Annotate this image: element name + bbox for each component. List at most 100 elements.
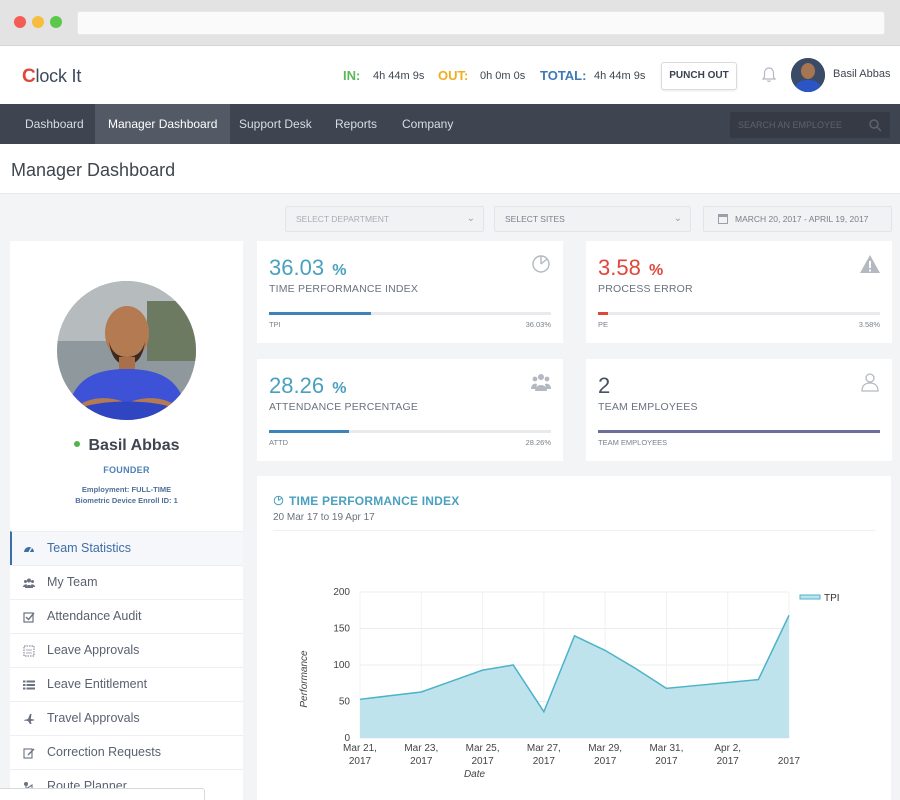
menu-item-leave-approvals[interactable]: Leave Approvals: [10, 633, 243, 667]
pie-chart-icon: [273, 495, 284, 506]
menu-item-leave-entitlement[interactable]: Leave Entitlement: [10, 667, 243, 701]
tpi-area-chart: 0 50 100 150 200 Mar 21, 2017 Mar 23, 2017 Mar 25…: [299, 587, 840, 780]
in-label: IN:: [343, 68, 361, 83]
profile-role: FOUNDER: [103, 465, 150, 475]
attd-foot-label: ATTD: [269, 438, 289, 447]
nav-reports[interactable]: Reports: [335, 117, 378, 131]
profile-name: Basil Abbas: [10, 437, 243, 455]
y-tick-label: 150: [333, 624, 350, 635]
team-progress-fill: [598, 430, 880, 433]
attd-foot-value: 28.26%: [525, 438, 551, 447]
in-value: 4h 44m 9s: [373, 70, 425, 82]
employee-search-input[interactable]: [738, 117, 863, 133]
horizontal-scrollbar[interactable]: [0, 788, 205, 800]
x-tick-label: Mar 27,: [527, 743, 561, 754]
address-bar[interactable]: [77, 11, 885, 35]
tpi-area-fill: [360, 615, 789, 738]
pe-progress-fill: [598, 312, 609, 315]
pie-chart-icon: [532, 255, 550, 273]
page-title-bar: Manager Dashboard: [0, 144, 900, 194]
tpi-progress: [269, 312, 551, 315]
profile-biometric-id: Biometric Device Enroll ID: 1: [75, 496, 178, 505]
list-icon: [23, 680, 35, 690]
user-avatar[interactable]: [791, 58, 825, 92]
chart-title: TIME PERFORMANCE INDEX: [289, 494, 460, 508]
pe-label: PROCESS ERROR: [598, 283, 693, 295]
close-window-dot[interactable]: [14, 16, 26, 28]
chart-subtitle: 20 Mar 17 to 19 Apr 17: [273, 512, 375, 523]
attd-label: ATTENDANCE PERCENTAGE: [269, 401, 419, 413]
chevron-down-icon: ⌄: [673, 213, 682, 224]
team-foot-label: TEAM EMPLOYEES: [598, 438, 668, 447]
team-employees-card: 2 TEAM EMPLOYEES TEAM EMPLOYEES: [586, 359, 892, 461]
x-tick-label: Mar 25,: [466, 743, 500, 754]
x-tick-year: 2017: [717, 756, 740, 767]
y-tick-label: 200: [333, 587, 350, 598]
x-tick-label: Mar 31,: [649, 743, 683, 754]
out-value: 0h 0m 0s: [480, 70, 526, 82]
x-tick-label: Mar 21,: [343, 743, 377, 754]
menu-item-attendance-audit[interactable]: Attendance Audit: [10, 599, 243, 633]
tpi-foot-label: TPI: [269, 320, 281, 329]
menu-item-my-team[interactable]: My Team: [10, 565, 243, 599]
attd-value: 28.26 %: [269, 373, 347, 398]
chevron-down-icon: ⌄: [466, 213, 475, 224]
app-logo[interactable]: Clock It: [22, 66, 82, 87]
x-axis-title: Date: [464, 769, 486, 780]
date-range-picker[interactable]: MARCH 20, 2017 - APRIL 19, 2017: [703, 206, 892, 232]
nav-company[interactable]: Company: [402, 117, 454, 131]
x-tick-year: 2017: [533, 756, 556, 767]
punch-out-button[interactable]: PUNCH OUT: [661, 62, 737, 90]
y-tick-label: 0: [344, 733, 350, 744]
x-tick-year: 2017: [594, 756, 617, 767]
online-status-dot: [73, 440, 80, 447]
maximize-window-dot[interactable]: [50, 16, 62, 28]
warning-icon: [860, 255, 880, 273]
out-label: OUT:: [438, 68, 469, 83]
total-label: TOTAL:: [540, 68, 587, 83]
x-tick-year: 2017: [778, 756, 801, 767]
legend-swatch: [799, 594, 821, 600]
main-nav: Dashboard Manager Dashboard Support Desk…: [0, 104, 900, 144]
x-tick-year: 2017: [471, 756, 494, 767]
nav-manager-dashboard[interactable]: Manager Dashboard: [95, 104, 231, 144]
attendance-card: 28.26 % ATTENDANCE PERCENTAGE ATTD 28.26…: [257, 359, 563, 461]
x-tick-year: 2017: [410, 756, 433, 767]
search-icon[interactable]: [868, 118, 882, 132]
tpi-value: 36.03 %: [269, 255, 347, 280]
menu-item-correction-requests[interactable]: Correction Requests: [10, 735, 243, 769]
calendar-icon: [718, 214, 728, 224]
menu-item-team-statistics[interactable]: Team Statistics: [10, 531, 243, 565]
team-label: TEAM EMPLOYEES: [598, 401, 698, 413]
plane-icon: [24, 714, 34, 724]
header-user-name[interactable]: Basil Abbas: [833, 68, 891, 80]
person-icon: [861, 373, 879, 392]
x-tick-label: Mar 29,: [588, 743, 622, 754]
nav-support-desk[interactable]: Support Desk: [239, 117, 312, 131]
tpi-progress-fill: [269, 312, 371, 315]
profile-photo: [57, 281, 196, 420]
tpi-foot-value: 36.03%: [525, 320, 551, 329]
nav-dashboard[interactable]: Dashboard: [25, 117, 84, 131]
browser-titlebar: [0, 0, 900, 46]
page-title: Manager Dashboard: [11, 160, 176, 180]
y-tick-label: 50: [339, 697, 351, 708]
minimize-window-dot[interactable]: [32, 16, 44, 28]
attd-progress: [269, 430, 551, 433]
dashboard-gauge-icon: [24, 547, 34, 553]
pe-value: 3.58 %: [598, 255, 664, 280]
bell-icon[interactable]: [760, 66, 778, 84]
group-icon: [531, 374, 551, 391]
legend-label: TPI: [824, 593, 840, 604]
profile-employment: Employment: FULL-TIME: [81, 485, 172, 494]
profile-card: Basil Abbas FOUNDER Employment: FULL-TIM…: [10, 241, 243, 800]
sites-select[interactable]: SELECT SITES ⌄: [494, 206, 691, 232]
department-select[interactable]: SELECT DEPARTMENT ⌄: [285, 206, 484, 232]
pe-progress: [598, 312, 880, 315]
employee-search: [730, 112, 890, 138]
tpi-label: TIME PERFORMANCE INDEX: [269, 283, 419, 295]
team-value: 2: [598, 373, 611, 398]
app-header: Clock It IN: 4h 44m 9s OUT: 0h 0m 0s TOT…: [0, 46, 900, 104]
menu-item-travel-approvals[interactable]: Travel Approvals: [10, 701, 243, 735]
x-tick-year: 2017: [349, 756, 372, 767]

◆ ◆ ◆

◆ **WHAT YOU SHOULD DO**: Put each line of the records above into a Markdown table with the columns Row and Line, numbering the rows and skipping blank lines. Leave out the pictures.

◆ **RESULT BELOW**:
| Row | Line |
|---|---|
| 1 | Annotate this image: element name + bbox for each component. List at most 100 elements. |
| 2 | menu-item-leave-approvals[interactable]: Leave Approvals: [10, 633, 243, 667] |
| 3 | pie-chart-icon: [273, 495, 284, 506] |
| 4 | menu-item-leave-entitlement[interactable]: Leave Entitlement: [10, 667, 243, 701] |
| 5 | tpi-area-chart: 0 50 100 150 200 Mar 21, 2017 Mar 23, 2017 Mar 25…: [299, 587, 840, 780] |
| 6 | in-label: IN:: [343, 68, 361, 83] |
| 7 | profile-role: FOUNDER: [103, 465, 150, 475] |
| 8 | attd-foot-label: ATTD: [269, 438, 289, 447] |
| 9 | nav-reports[interactable]: Reports: [335, 117, 378, 131] |
| 10 | profile-name: Basil Abbas: [10, 437, 243, 455] |
| 11 | y-tick-label: 150: [333, 624, 350, 635] |
| 12 | team-progress-fill: [598, 430, 880, 433] |
| 13 | attd-foot-value: 28.26%: [525, 438, 551, 447] |
| 14 | in-value: 4h 44m 9s: [373, 70, 425, 82] |
| 15 | employee-search-input[interactable]: [738, 117, 863, 133] |
| 16 | horizontal-scrollbar[interactable]: [0, 788, 205, 800] |
| 17 | x-tick-label: Mar 27,: [527, 743, 561, 754] |
| 18 | address-bar[interactable]: [77, 11, 885, 35] |
| 19 | tpi-area-fill: [360, 615, 789, 738] |
| 20 | pe-progress-fill: [598, 312, 609, 315] |
| 21 | pie-chart-icon: [532, 255, 550, 273] |
| 22 | page-title-bar: Manager Dashboard: [0, 144, 900, 194] |
| 23 | tpi-progress: [269, 312, 551, 315] |
| 24 | profile-biometric-id: Biometric Device Enroll ID: 1: [75, 496, 178, 505] |
| 25 | list-icon: [23, 680, 35, 690] |
| 26 | user-avatar[interactable]: [791, 58, 825, 92] |
| 27 | chart-title: TIME PERFORMANCE INDEX: [289, 494, 460, 508] |
| 28 | pe-label: PROCESS ERROR: [598, 283, 693, 295] |
| 29 | close-window-dot[interactable]: [14, 16, 26, 28] |
| 30 | chart-subtitle: 20 Mar 17 to 19 Apr 17: [273, 512, 375, 523] |
| 31 | attd-label: ATTENDANCE PERCENTAGE: [269, 401, 419, 413] |
| 32 | chevron-down-icon: ⌄: [673, 213, 682, 224] |
| 33 | team-foot-label: TEAM EMPLOYEES: [598, 438, 668, 447] |
| 34 | team-employees-card: 2 TEAM EMPLOYEES TEAM EMPLOYEES: [586, 359, 892, 461] |
| 35 | x-tick-label: Mar 25,: [466, 743, 500, 754] |
| 36 | x-tick-year: 2017: [717, 756, 740, 767] |
| 37 | y-tick-label: 200: [333, 587, 350, 598] |
| 38 | x-tick-label: Mar 31,: [649, 743, 683, 754] |
| 39 | out-value: 0h 0m 0s: [480, 70, 526, 82] |
| 40 | x-tick-label: Mar 21,: [343, 743, 377, 754] |
| 41 | menu-item-attendance-audit[interactable]: Attendance Audit: [10, 599, 243, 633] |
| 42 | tpi-foot-label: TPI: [269, 320, 281, 329] |
| 43 | menu-item-my-team[interactable]: My Team: [10, 565, 243, 599] |
| 44 | attd-value: 28.26 %: [269, 373, 347, 398] |
| 45 | chevron-down-icon: ⌄: [466, 213, 475, 224] |
| 46 | app-logo[interactable]: Clock It: [22, 66, 82, 87] |
| 47 | x-axis-title: Date: [464, 769, 486, 780] |
| 48 | date-range-picker[interactable]: MARCH 20, 2017 - APRIL 19, 2017: [703, 206, 892, 232] |
| 49 | nav-company[interactable]: Company: [402, 117, 454, 131] |
| 50 | x-tick-year: 2017: [533, 756, 556, 767] |
| 51 | punch-out-button[interactable]: PUNCH OUT: [661, 62, 737, 90] |
| 52 | y-tick-label: 0: [344, 733, 350, 744] |
| 53 | x-tick-year: 2017: [594, 756, 617, 767] |
| 54 | online-status-dot: [73, 440, 80, 447] |
| 55 | maximize-window-dot[interactable]: [50, 16, 62, 28] |
| 56 | warning-icon: [860, 255, 880, 273] |
| 57 | out-label: OUT:: [438, 68, 469, 83] |
| 58 | total-label: TOTAL:: [540, 68, 587, 83] |
| 59 | x-tick-year: 2017: [778, 756, 801, 767] |
| 60 | legend-swatch: [799, 594, 821, 600] |
| 61 | main-nav: Dashboard Manager Dashboard Support Desk…: [0, 104, 900, 144] |
| 62 | x-tick-year: 2017: [471, 756, 494, 767] |
| 63 | nav-manager-dashboard[interactable]: Manager Dashboard: [95, 104, 231, 144] |
| 64 | attendance-card: 28.26 % ATTENDANCE PERCENTAGE ATTD 28.26…: [257, 359, 563, 461] |
| 65 | x-tick-year: 2017: [410, 756, 433, 767] |
| 66 | search-icon[interactable]: [868, 118, 882, 132] |
| 67 | tpi-value: 36.03 %: [269, 255, 347, 280] |
| 68 | menu-item-correction-requests[interactable]: Correction Requests: [10, 735, 243, 769] |
| 69 | calendar-icon: [718, 214, 728, 224] |
| 70 | menu-item-team-statistics[interactable]: Team Statistics: [10, 531, 243, 565] |
| 71 | team-label: TEAM EMPLOYEES: [598, 401, 698, 413] |
| 72 | plane-icon: [24, 714, 34, 724] |
| 73 | header-user-name[interactable]: Basil Abbas: [833, 68, 891, 80] |
| 74 | person-icon: [861, 373, 879, 392] |
| 75 | x-tick-label: Mar 29,: [588, 743, 622, 754] |
| 76 | nav-support-desk[interactable]: Support Desk: [239, 117, 312, 131] |
| 77 | tpi-progress-fill: [269, 312, 371, 315] |
| 78 | profile-photo: [57, 281, 196, 420] |
| 79 | tpi-foot-value: 36.03%: [525, 320, 551, 329] |
| 80 | nav-dashboard[interactable]: Dashboard: [25, 117, 84, 131] |
| 81 | browser-titlebar: [0, 0, 900, 46] |
| 82 | page-title: Manager Dashboard: [11, 160, 176, 180] |
| 83 | y-tick-label: 50: [339, 697, 351, 708] |
| 84 | minimize-window-dot[interactable]: [32, 16, 44, 28] |
| 85 | attd-progress: [269, 430, 551, 433] |
| 86 | dashboard-gauge-icon: [24, 547, 34, 553] |
| 87 | pe-value: 3.58 %: [598, 255, 664, 280] |
| 88 | bell-icon[interactable]: [760, 66, 778, 84] |
| 89 | group-icon: [531, 374, 551, 391] |
| 90 | legend-label: TPI: [824, 593, 840, 604] |
| 91 | profile-employment: Employment: FULL-TIME: [81, 485, 172, 494] |
| 92 | profile-card: Basil Abbas FOUNDER Employment: FULL-TIM…: [10, 241, 243, 800] |
| 93 | sites-select[interactable]: SELECT SITES ⌄: [494, 206, 691, 232] |
| 94 | department-select[interactable]: SELECT DEPARTMENT ⌄: [285, 206, 484, 232] |
| 95 | pe-progress: [598, 312, 880, 315] |
| 96 | employee-search: [730, 112, 890, 138] |
| 97 | tpi-label: TIME PERFORMANCE INDEX: [269, 283, 419, 295] |
| 98 | team-value: 2: [598, 373, 611, 398] |
| 99 | app-header: Clock It IN: 4h 44m 9s OUT: 0h 0m 0s TOT…: [0, 46, 900, 104] |
| 100 | menu-item-travel-approvals[interactable]: Travel Approvals: [10, 701, 243, 735] |
| 101 | x-tick-year: 2017: [349, 756, 372, 767] |